══ Extracted data

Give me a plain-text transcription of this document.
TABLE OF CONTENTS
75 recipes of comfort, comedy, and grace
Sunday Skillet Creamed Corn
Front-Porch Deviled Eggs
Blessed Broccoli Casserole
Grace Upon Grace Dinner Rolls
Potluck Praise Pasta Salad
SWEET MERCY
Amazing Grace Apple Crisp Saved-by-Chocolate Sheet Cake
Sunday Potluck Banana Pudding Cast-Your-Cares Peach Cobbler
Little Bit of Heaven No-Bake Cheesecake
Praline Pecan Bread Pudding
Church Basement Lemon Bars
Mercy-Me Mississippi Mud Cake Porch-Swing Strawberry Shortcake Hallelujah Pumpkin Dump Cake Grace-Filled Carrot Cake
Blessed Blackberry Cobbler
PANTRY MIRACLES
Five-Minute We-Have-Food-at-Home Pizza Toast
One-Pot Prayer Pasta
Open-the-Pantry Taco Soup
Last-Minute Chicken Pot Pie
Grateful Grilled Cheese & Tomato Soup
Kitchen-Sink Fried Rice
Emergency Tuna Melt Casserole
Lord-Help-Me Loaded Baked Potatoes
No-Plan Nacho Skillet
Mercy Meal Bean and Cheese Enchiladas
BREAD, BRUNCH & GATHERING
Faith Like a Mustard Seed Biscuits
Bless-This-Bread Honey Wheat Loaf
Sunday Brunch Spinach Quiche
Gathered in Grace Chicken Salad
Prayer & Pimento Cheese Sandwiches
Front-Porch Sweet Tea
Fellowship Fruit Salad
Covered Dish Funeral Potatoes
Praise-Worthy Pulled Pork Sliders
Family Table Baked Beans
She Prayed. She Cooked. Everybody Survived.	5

════

Find the word "Soup" in the material, then list each line that holds it.

*Full solution*
Open-the-Pantry Taco Soup
Grateful Grilled Cheese & Tomato Soup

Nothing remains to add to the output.